------ Recorded data ------
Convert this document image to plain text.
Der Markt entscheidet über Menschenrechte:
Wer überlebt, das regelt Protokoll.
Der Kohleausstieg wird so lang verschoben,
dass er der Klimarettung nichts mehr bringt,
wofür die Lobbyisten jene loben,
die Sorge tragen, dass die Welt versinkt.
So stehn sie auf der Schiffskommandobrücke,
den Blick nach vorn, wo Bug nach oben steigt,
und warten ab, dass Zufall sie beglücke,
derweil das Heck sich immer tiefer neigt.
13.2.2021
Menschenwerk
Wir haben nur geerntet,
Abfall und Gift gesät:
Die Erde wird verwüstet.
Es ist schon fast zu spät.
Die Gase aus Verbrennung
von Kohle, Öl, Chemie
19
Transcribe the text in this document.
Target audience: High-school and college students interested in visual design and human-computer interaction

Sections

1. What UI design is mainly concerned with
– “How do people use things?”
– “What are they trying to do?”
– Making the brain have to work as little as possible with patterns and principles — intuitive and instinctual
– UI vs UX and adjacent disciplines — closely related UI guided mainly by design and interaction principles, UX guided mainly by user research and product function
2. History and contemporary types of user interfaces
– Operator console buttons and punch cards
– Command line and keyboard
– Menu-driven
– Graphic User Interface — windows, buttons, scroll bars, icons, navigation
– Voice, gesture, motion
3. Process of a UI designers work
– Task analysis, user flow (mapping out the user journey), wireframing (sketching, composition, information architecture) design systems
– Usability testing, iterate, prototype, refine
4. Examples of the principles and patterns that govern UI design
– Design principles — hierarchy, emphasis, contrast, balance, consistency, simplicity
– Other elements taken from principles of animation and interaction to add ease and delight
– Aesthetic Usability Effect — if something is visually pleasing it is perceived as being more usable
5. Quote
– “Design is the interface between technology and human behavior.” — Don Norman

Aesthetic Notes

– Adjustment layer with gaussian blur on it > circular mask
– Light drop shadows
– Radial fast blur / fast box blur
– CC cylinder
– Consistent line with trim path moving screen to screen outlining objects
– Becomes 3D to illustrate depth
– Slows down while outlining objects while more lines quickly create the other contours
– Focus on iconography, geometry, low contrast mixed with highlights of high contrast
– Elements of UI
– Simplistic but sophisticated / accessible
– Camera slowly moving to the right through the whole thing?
------
Across the material above, how many lines include the string "Usability"? Only the number is wanted.

§ **Task solution**
2